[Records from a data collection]
++++
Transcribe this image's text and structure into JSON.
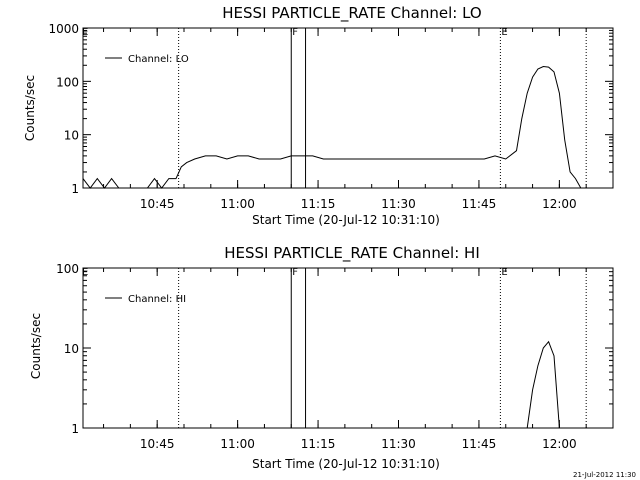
{
  "chart_data": [
    {
      "type": "line",
      "title": "HESSI PARTICLE_RATE Channel: LO",
      "xlabel": "Start Time (20-Jul-12 10:31:10)",
      "ylabel": "Counts/sec",
      "yscale": "log",
      "ylim": [
        1,
        1000
      ],
      "xlim": [
        "10:31:10",
        "12:10:00"
      ],
      "x_ticks": [
        "10:45",
        "11:00",
        "11:15",
        "11:30",
        "11:45",
        "12:00"
      ],
      "y_ticks": [
        "1",
        "10",
        "100",
        "1000"
      ],
      "legend": {
        "entry": "Channel: LO",
        "placement": "top-left"
      },
      "grid": false,
      "markers": [
        {
          "label": "",
          "time": "10:49:00",
          "style": "dotted"
        },
        {
          "label": "F",
          "time": "11:10:00",
          "style": "solid"
        },
        {
          "label": "",
          "time": "11:12:40",
          "style": "solid"
        },
        {
          "label": "E",
          "time": "11:49:00",
          "style": "dotted"
        },
        {
          "label": "",
          "time": "12:05:00",
          "style": "dotted"
        }
      ],
      "corner_label": "E",
      "series": [
        {
          "name": "Channel: LO",
          "x": [
            "10:31:10",
            "10:32:30",
            "10:33:50",
            "10:35:10",
            "10:36:30",
            "10:37:50",
            "10:39:10",
            "10:40:30",
            "10:41:50",
            "10:43:10",
            "10:44:30",
            "10:45:50",
            "10:47:10",
            "10:48:30",
            "10:49:30",
            "10:50:30",
            "10:52:00",
            "10:54:00",
            "10:56:00",
            "10:58:00",
            "11:00:00",
            "11:02:00",
            "11:04:00",
            "11:06:00",
            "11:08:00",
            "11:10:00",
            "11:12:00",
            "11:14:00",
            "11:16:00",
            "11:18:00",
            "11:20:00",
            "11:22:00",
            "11:24:00",
            "11:26:00",
            "11:28:00",
            "11:30:00",
            "11:32:00",
            "11:34:00",
            "11:36:00",
            "11:38:00",
            "11:40:00",
            "11:42:00",
            "11:44:00",
            "11:46:00",
            "11:48:00",
            "11:50:00",
            "11:52:00",
            "11:53:00",
            "11:54:00",
            "11:55:00",
            "11:56:00",
            "11:57:00",
            "11:58:00",
            "11:59:00",
            "12:00:00",
            "12:01:00",
            "12:02:00",
            "12:03:00",
            "12:04:00",
            "12:05:00"
          ],
          "y": [
            1.5,
            1,
            1.5,
            1,
            1.5,
            1,
            1,
            1,
            1,
            1,
            1.5,
            1,
            1.5,
            1.5,
            2.5,
            3,
            3.5,
            4,
            4,
            3.5,
            4,
            4,
            3.5,
            3.5,
            3.5,
            4,
            4,
            4,
            3.5,
            3.5,
            3.5,
            3.5,
            3.5,
            3.5,
            3.5,
            3.5,
            3.5,
            3.5,
            3.5,
            3.5,
            3.5,
            3.5,
            3.5,
            3.5,
            4,
            3.5,
            5,
            20,
            60,
            120,
            170,
            190,
            185,
            150,
            60,
            8,
            2,
            1.5,
            1,
            1
          ]
        }
      ]
    },
    {
      "type": "line",
      "title": "HESSI PARTICLE_RATE Channel: HI",
      "xlabel": "Start Time (20-Jul-12 10:31:10)",
      "ylabel": "Counts/sec",
      "yscale": "log",
      "ylim": [
        1,
        100
      ],
      "xlim": [
        "10:31:10",
        "12:10:00"
      ],
      "x_ticks": [
        "10:45",
        "11:00",
        "11:15",
        "11:30",
        "11:45",
        "12:00"
      ],
      "y_ticks": [
        "1",
        "10",
        "100"
      ],
      "legend": {
        "entry": "Channel: HI",
        "placement": "top-left"
      },
      "grid": false,
      "markers": [
        {
          "label": "",
          "time": "10:49:00",
          "style": "dotted"
        },
        {
          "label": "F",
          "time": "11:10:00",
          "style": "solid"
        },
        {
          "label": "",
          "time": "11:12:40",
          "style": "solid"
        },
        {
          "label": "E",
          "time": "11:49:00",
          "style": "dotted"
        },
        {
          "label": "",
          "time": "12:05:00",
          "style": "dotted"
        }
      ],
      "corner_label": "E",
      "series": [
        {
          "name": "Channel: HI",
          "x": [
            "11:54:00",
            "11:55:00",
            "11:56:00",
            "11:57:00",
            "11:58:00",
            "11:59:00",
            "12:00:00"
          ],
          "y": [
            1,
            3,
            6,
            10,
            12,
            8,
            1
          ]
        }
      ]
    }
  ],
  "footer": {
    "timestamp": "21-Jul-2012 11:30"
  }
}
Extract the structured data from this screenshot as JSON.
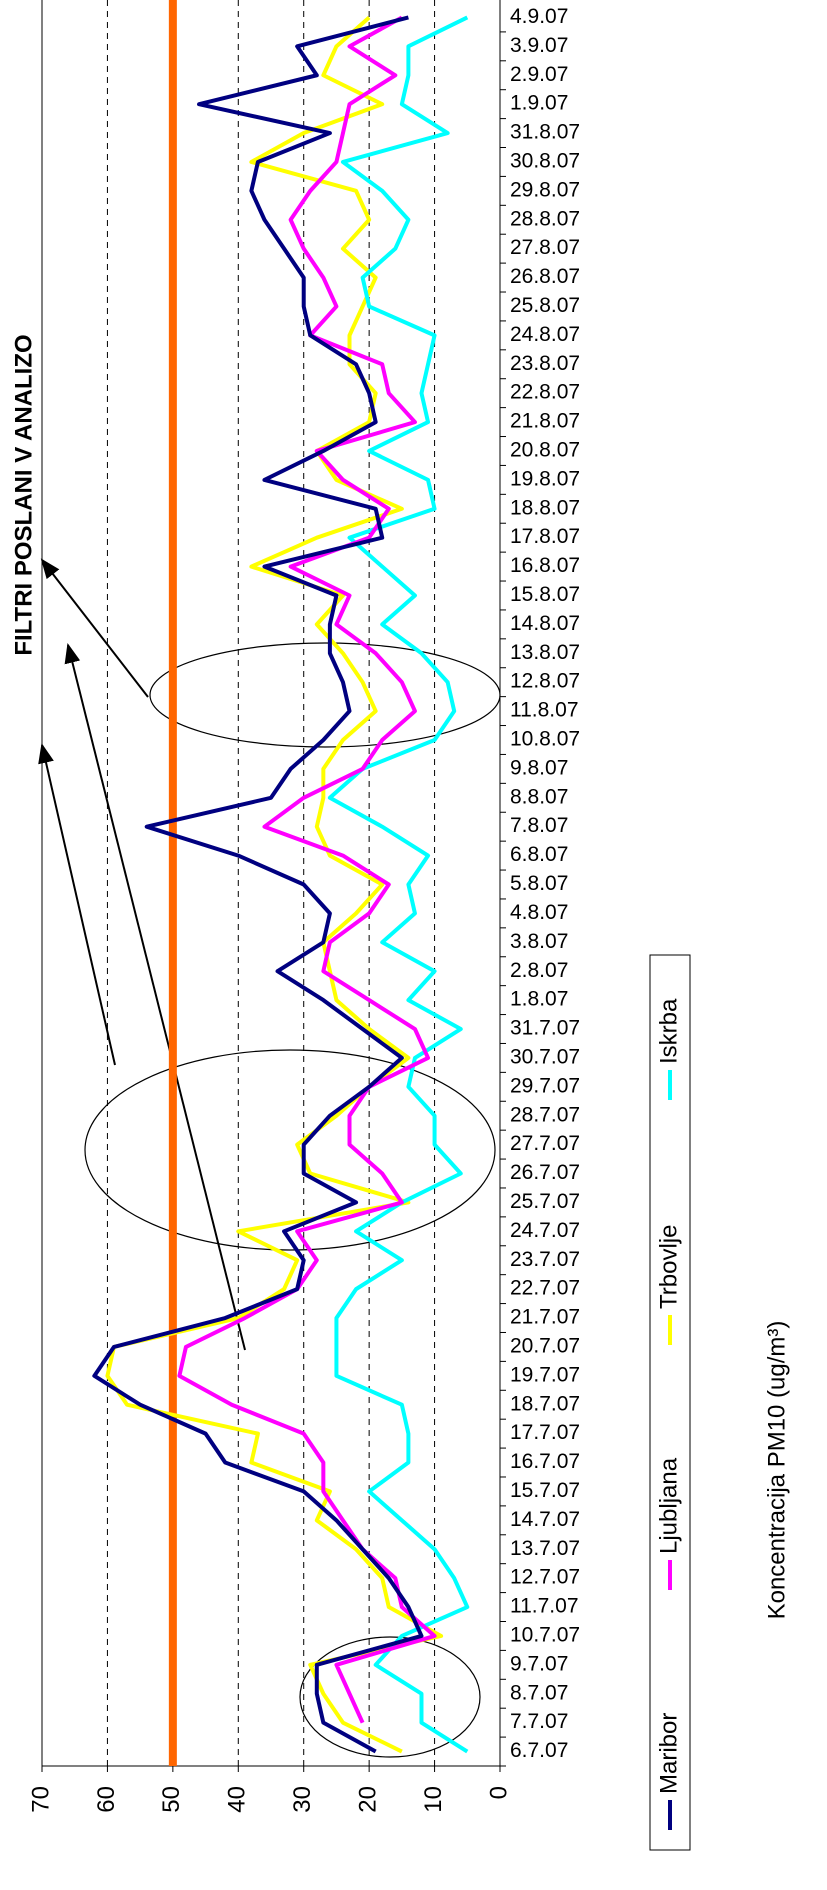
{
  "chart_data": {
    "type": "line",
    "annotation": "FILTRI POSLANI V ANALIZO",
    "y_label": "Koncentracija PM10 (ug/m³)",
    "categories": [
      "6.7.07",
      "7.7.07",
      "8.7.07",
      "9.7.07",
      "10.7.07",
      "11.7.07",
      "12.7.07",
      "13.7.07",
      "14.7.07",
      "15.7.07",
      "16.7.07",
      "17.7.07",
      "18.7.07",
      "19.7.07",
      "20.7.07",
      "21.7.07",
      "22.7.07",
      "23.7.07",
      "24.7.07",
      "25.7.07",
      "26.7.07",
      "27.7.07",
      "28.7.07",
      "29.7.07",
      "30.7.07",
      "31.7.07",
      "1.8.07",
      "2.8.07",
      "3.8.07",
      "4.8.07",
      "5.8.07",
      "6.8.07",
      "7.8.07",
      "8.8.07",
      "9.8.07",
      "10.8.07",
      "11.8.07",
      "12.8.07",
      "13.8.07",
      "14.8.07",
      "15.8.07",
      "16.8.07",
      "17.8.07",
      "18.8.07",
      "19.8.07",
      "20.8.07",
      "21.8.07",
      "22.8.07",
      "23.8.07",
      "24.8.07",
      "25.8.07",
      "26.8.07",
      "27.8.07",
      "28.8.07",
      "29.8.07",
      "30.8.07",
      "31.8.07",
      "1.9.07",
      "2.9.07",
      "3.9.07",
      "4.9.07"
    ],
    "series": [
      {
        "name": "Maribor",
        "color": "#000080",
        "values": [
          19,
          27,
          28,
          28,
          12,
          14,
          17,
          21,
          25,
          30,
          42,
          45,
          55,
          62,
          59,
          42,
          31,
          30,
          33,
          22,
          30,
          30,
          26,
          20,
          15,
          21,
          27,
          34,
          27,
          26,
          30,
          40,
          54,
          35,
          32,
          27,
          23,
          24,
          26,
          26,
          25,
          36,
          18,
          19,
          36,
          27,
          19,
          20,
          22,
          29,
          30,
          30,
          33,
          36,
          38,
          37,
          26,
          46,
          28,
          31,
          14
        ]
      },
      {
        "name": "Ljubljana",
        "color": "#ff00ff",
        "values": [
          null,
          21,
          23,
          25,
          10,
          15,
          16,
          21,
          24,
          27,
          27,
          30,
          41,
          49,
          48,
          39,
          31,
          28,
          31,
          15,
          18,
          23,
          23,
          20,
          11,
          13,
          20,
          27,
          26,
          20,
          17,
          24,
          36,
          30,
          21,
          18,
          13,
          15,
          19,
          25,
          23,
          32,
          20,
          17,
          24,
          28,
          13,
          17,
          18,
          29,
          25,
          27,
          30,
          32,
          29,
          25,
          24,
          23,
          16,
          23,
          15
        ]
      },
      {
        "name": "Trbovlje",
        "color": "#ffff00",
        "values": [
          15,
          24,
          27,
          29,
          9,
          17,
          18,
          22,
          28,
          26,
          38,
          37,
          57,
          60,
          59,
          40,
          33,
          31,
          40,
          14,
          29,
          31,
          25,
          20,
          14,
          20,
          25,
          26,
          27,
          22,
          18,
          26,
          28,
          27,
          27,
          24,
          19,
          21,
          24,
          28,
          24,
          38,
          28,
          15,
          25,
          28,
          20,
          19,
          23,
          23,
          21,
          19,
          24,
          20,
          22,
          38,
          30,
          18,
          27,
          25,
          20
        ]
      },
      {
        "name": "Iskrba",
        "color": "#00ffff",
        "values": [
          5,
          12,
          12,
          19,
          15,
          5,
          7,
          10,
          15,
          20,
          14,
          14,
          15,
          25,
          25,
          25,
          22,
          15,
          22,
          15,
          6,
          10,
          10,
          14,
          13,
          6,
          14,
          10,
          18,
          13,
          14,
          11,
          18,
          26,
          21,
          10,
          7,
          8,
          12,
          18,
          13,
          18,
          23,
          10,
          11,
          20,
          11,
          12,
          11,
          10,
          20,
          21,
          16,
          14,
          18,
          24,
          8,
          15,
          14,
          14,
          5
        ]
      }
    ],
    "threshold": {
      "value": 50,
      "color": "#ff6600"
    },
    "ylim": [
      0,
      70
    ],
    "yticks": [
      0,
      10,
      20,
      30,
      40,
      50,
      60,
      70
    ],
    "grid": true
  }
}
++++
- TASK REQUIREMENTS: In the listing above, find each line with the word "this" and copy it.

- IN RESPONSE:
Transcribe this image's text and structure into JSON.
Extract the structured data from this screenshot as JSON.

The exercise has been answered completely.